(Dataset rows)

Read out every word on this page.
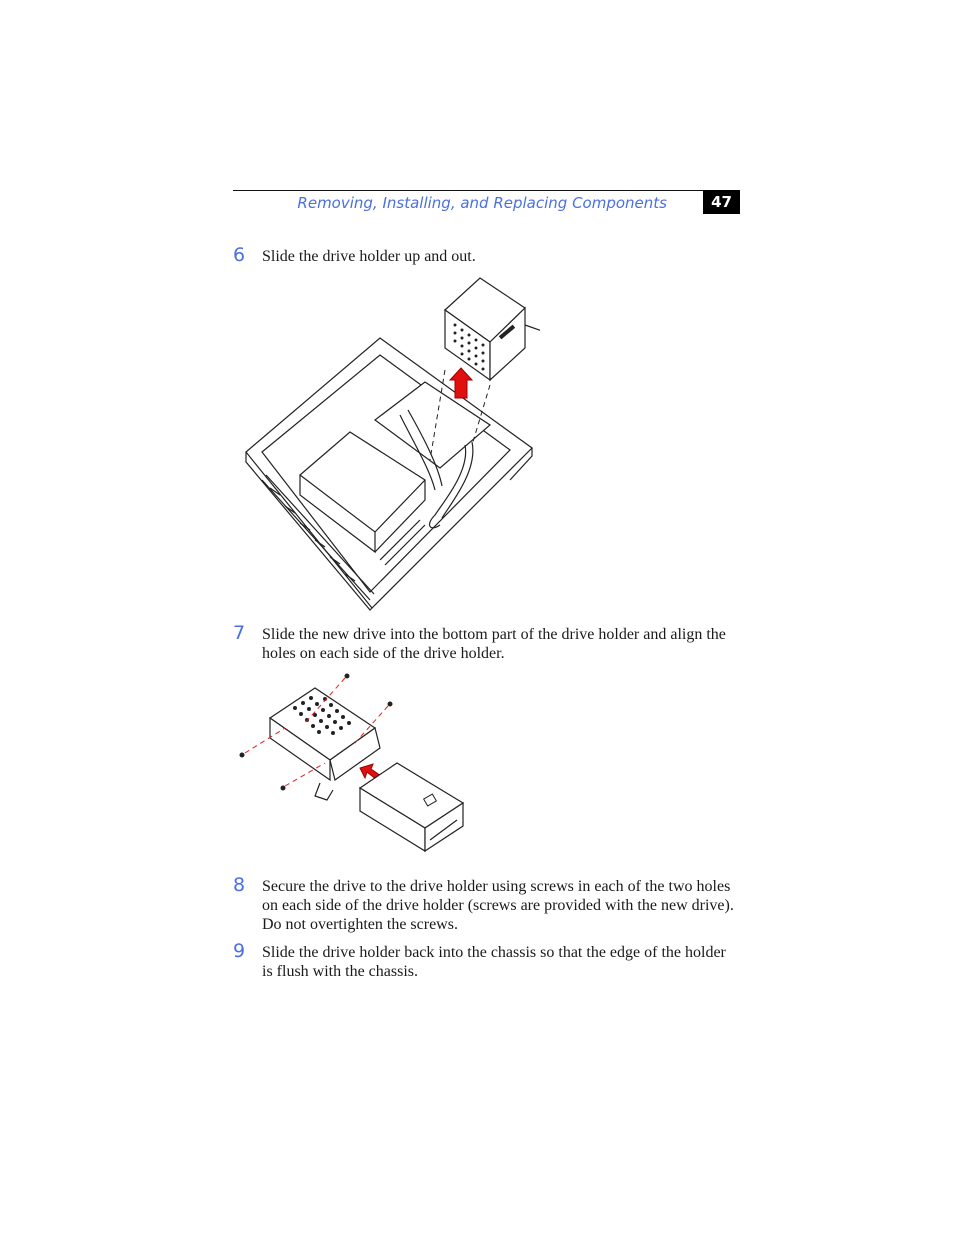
Removing, Installing, and Replacing Components	47
6 Slide the drive holder up and out.
7 Slide the new drive into the bottom part of the drive holder and align the holes on each side of the drive holder.
8 Secure the drive to the drive holder using screws in each of the two holes on each side of the drive holder (screws are provided with the new drive). Do not overtighten the screws.
9 Slide the drive holder back into the chassis so that the edge of the holder is flush with the chassis.
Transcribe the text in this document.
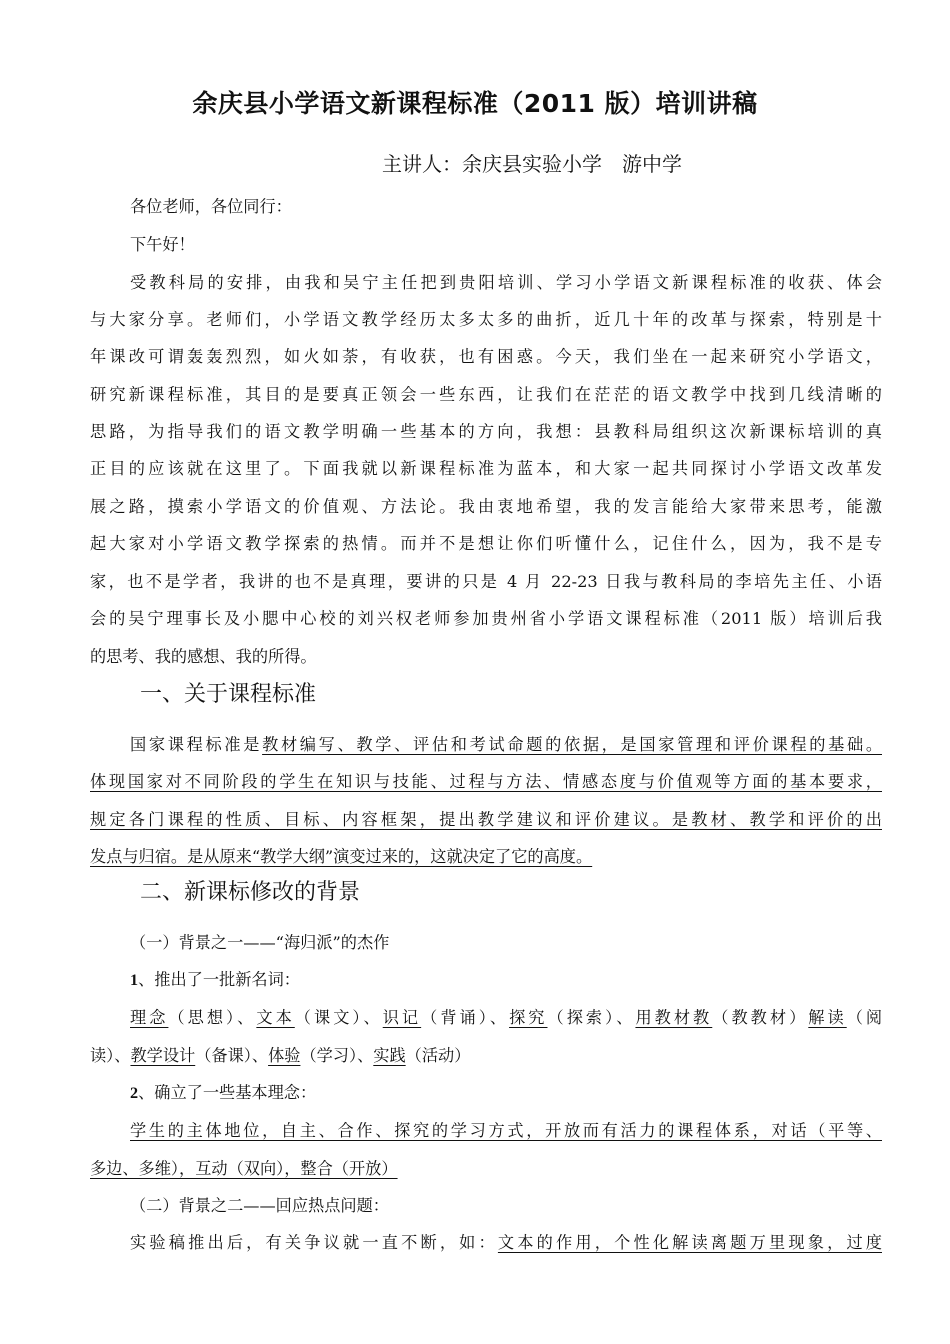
余庆县小学语文新课程标准（2011 版）培训讲稿
主讲人：余庆县实验小学　游中学
各位老师，各位同行：
下午好！
受教科局的安排，由我和吴宁主任把到贵阳培训、学习小学语文新课程标准的收获、体会
与大家分享。老师们，小学语文教学经历太多太多的曲折，近几十年的改革与探索，特别是十
年课改可谓轰轰烈烈，如火如荼，有收获，也有困惑。今天，我们坐在一起来研究小学语文，
研究新课程标准，其目的是要真正领会一些东西，让我们在茫茫的语文教学中找到几线清晰的
思路，为指导我们的语文教学明确一些基本的方向，我想：县教科局组织这次新课标培训的真
正目的应该就在这里了。下面我就以新课程标准为蓝本，和大家一起共同探讨小学语文改革发
展之路，摸索小学语文的价值观、方法论。我由衷地希望，我的发言能给大家带来思考，能激
起大家对小学语文教学探索的热情。而并不是想让你们听懂什么，记住什么，因为，我不是专
家，也不是学者，我讲的也不是真理，要讲的只是 4 月 22-23 日我与教科局的李培先主任、小语
会的吴宁理事长及小腮中心校的刘兴权老师参加贵州省小学语文课程标准（2011 版）培训后我
的思考、我的感想、我的所得。
一、关于课程标准
国家课程标准是教材编写、教学、评估和考试命题的依据，是国家管理和评价课程的基础。
体现国家对不同阶段的学生在知识与技能、过程与方法、情感态度与价值观等方面的基本要求，
规定各门课程的性质、目标、内容框架，提出教学建议和评价建议。是教材、教学和评价的出
发点与归宿。是从原来“教学大纲”演变过来的，这就决定了它的高度。
二、新课标修改的背景
（一）背景之一——“海归派”的杰作
1、推出了一批新名词：
理念（思想）、文本（课文）、识记（背诵）、探究（探索）、用教材教（教教材）解读（阅
读）、教学设计（备课）、体验（学习）、实践（活动）
2、确立了一些基本理念：
学生的主体地位，自主、合作、探究的学习方式，开放而有活力的课程体系，对话（平等、
多边、多维），互动（双向），整合（开放）
（二）背景之二——回应热点问题：
实验稿推出后，有关争议就一直不断，如：文本的作用，个性化解读离题万里现象，过度
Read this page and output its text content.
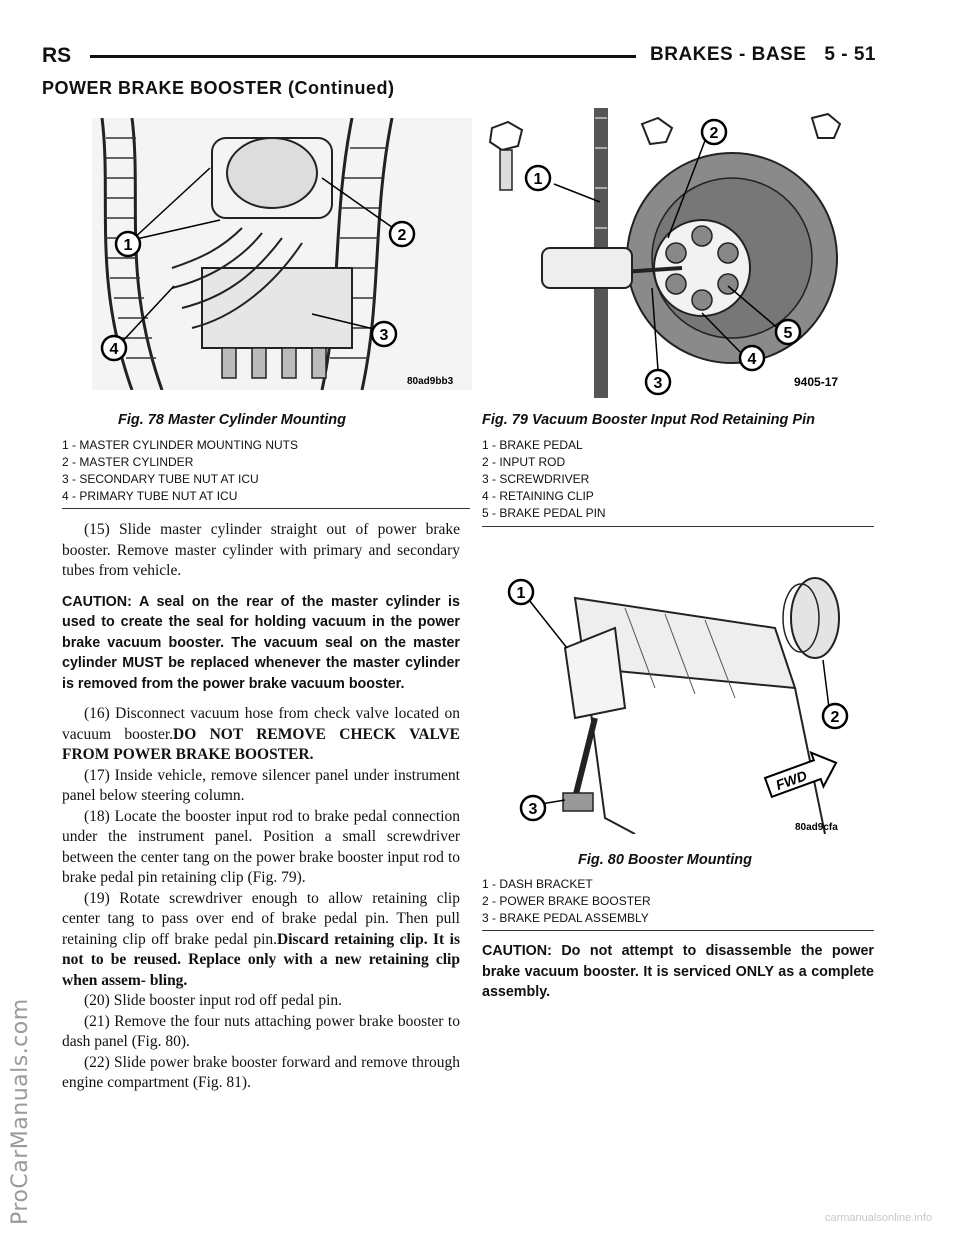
RS	BRAKES - BASE 5 - 51
POWER BRAKE BOOSTER (Continued)
1
2
3
4
80ad9bb3
Fig. 78 Master Cylinder Mounting
1 - MASTER CYLINDER MOUNTING NUTS
2 - MASTER CYLINDER
3 - SECONDARY TUBE NUT AT ICU
4 - PRIMARY TUBE NUT AT ICU
1
2
3
4
5
9405-17
Fig. 79 Vacuum Booster Input Rod Retaining Pin
1 - BRAKE PEDAL
2 - INPUT ROD
3 - SCREWDRIVER
4 - RETAINING CLIP
5 - BRAKE PEDAL PIN
1
2
3
FWD
80ad9cfa
Fig. 80 Booster Mounting
1 - DASH BRACKET
2 - POWER BRAKE BOOSTER
3 - BRAKE PEDAL ASSEMBLY

(15) Slide master cylinder straight out of power brake booster. Remove master cylinder with primary and secondary tubes from vehicle.

CAUTION: A seal on the rear of the master cylinder is used to create the seal for holding vacuum in the power brake vacuum booster. The vacuum seal on the master cylinder MUST be replaced whenever the master cylinder is removed from the power brake vacuum booster.

(16) Disconnect vacuum hose from check valve located on vacuum booster.DO NOT REMOVE CHECK VALVE FROM POWER BRAKE BOOSTER.

(17) Inside vehicle, remove silencer panel under instrument panel below steering column.

(18) Locate the booster input rod to brake pedal connection under the instrument panel. Position a small screwdriver between the center tang on the power brake booster input rod to brake pedal pin retaining clip (Fig. 79).

(19) Rotate screwdriver enough to allow retaining clip center tang to pass over end of brake pedal pin. Then pull retaining clip off brake pedal pin.Discard retaining clip. It is not to be reused. Replace only with a new retaining clip when assem- bling.

(20) Slide booster input rod off pedal pin.

(21) Remove the four nuts attaching power brake booster to dash panel (Fig. 80).

(22) Slide power brake booster forward and remove through engine compartment (Fig. 81).

CAUTION: Do not attempt to disassemble the power brake vacuum booster. It is serviced ONLY as a complete assembly.

ProCarManuals.com	carmanualsonline.info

Your goal →
Gather every line containing the word "holes" and copy it.

Result below →
7 Slide the new drive into the bottom part of the drive holder and align the holes on each side of the drive holder.
8 Secure the drive to the drive holder using screws in each of the two holes on each side of the drive holder (screws are provided with the new drive). Do not overtighten the screws.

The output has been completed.